* [Problem statement]: Search the listing below for the word "хозяйства" and copy each line that holds it.

(Dataset records)
* * * * * * * * *
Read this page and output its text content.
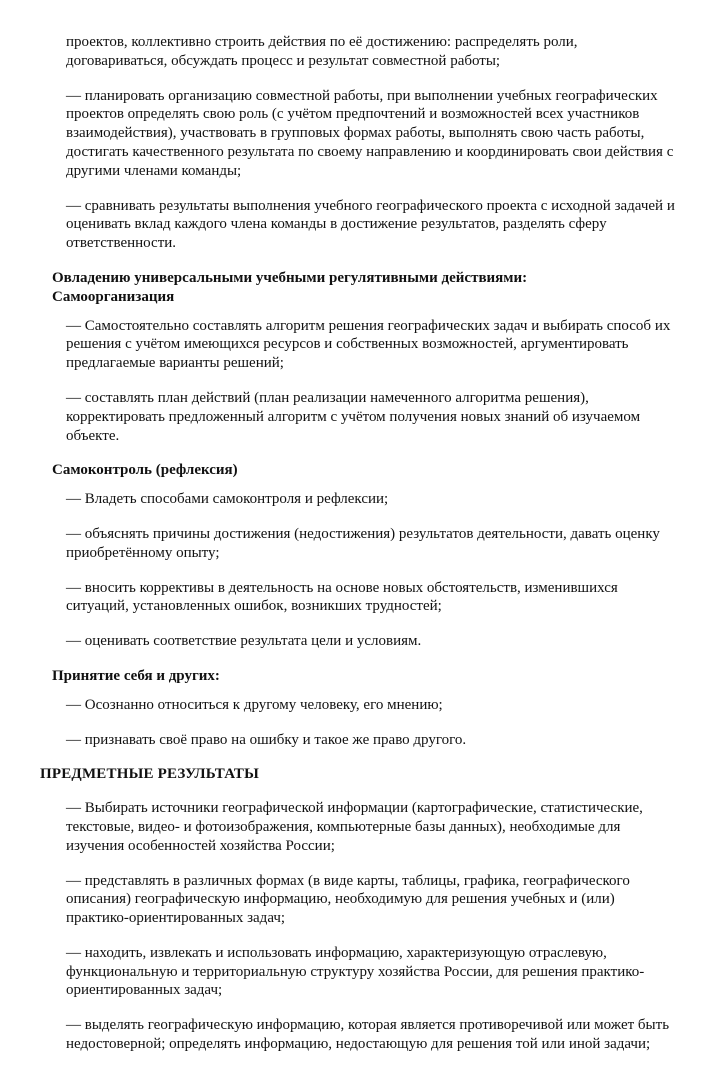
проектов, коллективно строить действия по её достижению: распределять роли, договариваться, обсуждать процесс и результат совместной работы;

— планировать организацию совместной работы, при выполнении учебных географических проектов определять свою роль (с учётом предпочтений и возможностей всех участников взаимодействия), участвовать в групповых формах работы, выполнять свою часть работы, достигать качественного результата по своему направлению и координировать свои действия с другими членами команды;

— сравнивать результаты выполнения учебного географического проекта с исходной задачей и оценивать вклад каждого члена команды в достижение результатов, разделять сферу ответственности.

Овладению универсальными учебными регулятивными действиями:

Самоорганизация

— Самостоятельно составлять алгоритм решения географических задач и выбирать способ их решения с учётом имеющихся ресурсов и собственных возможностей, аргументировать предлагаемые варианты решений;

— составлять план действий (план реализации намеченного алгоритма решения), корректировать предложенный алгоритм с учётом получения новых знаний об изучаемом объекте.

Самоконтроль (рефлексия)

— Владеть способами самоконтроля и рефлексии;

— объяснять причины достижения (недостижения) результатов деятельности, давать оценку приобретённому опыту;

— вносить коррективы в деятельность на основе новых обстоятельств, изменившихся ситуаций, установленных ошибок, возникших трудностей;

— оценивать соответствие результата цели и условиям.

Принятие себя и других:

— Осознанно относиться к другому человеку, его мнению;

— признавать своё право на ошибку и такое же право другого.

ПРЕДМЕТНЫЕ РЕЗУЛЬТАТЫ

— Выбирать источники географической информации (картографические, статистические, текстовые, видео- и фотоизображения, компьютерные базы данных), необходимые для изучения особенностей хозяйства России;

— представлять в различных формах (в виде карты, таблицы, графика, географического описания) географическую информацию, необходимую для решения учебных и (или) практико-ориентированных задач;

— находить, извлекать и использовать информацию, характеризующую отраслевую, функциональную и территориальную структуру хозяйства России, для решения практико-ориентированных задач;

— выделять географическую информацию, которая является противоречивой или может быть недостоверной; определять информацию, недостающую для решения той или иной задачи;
* * * * * * * * *
* [Output of the task]:
— Выбирать источники географической информации (картографические, статистические, текстовые, видео- и фотоизображения, компьютерные базы данных), необходимые для изучения особенностей хозяйства России;
— находить, извлекать и использовать информацию, характеризующую отраслевую, функциональную и территориальную структуру хозяйства России, для решения практико-ориентированных задач;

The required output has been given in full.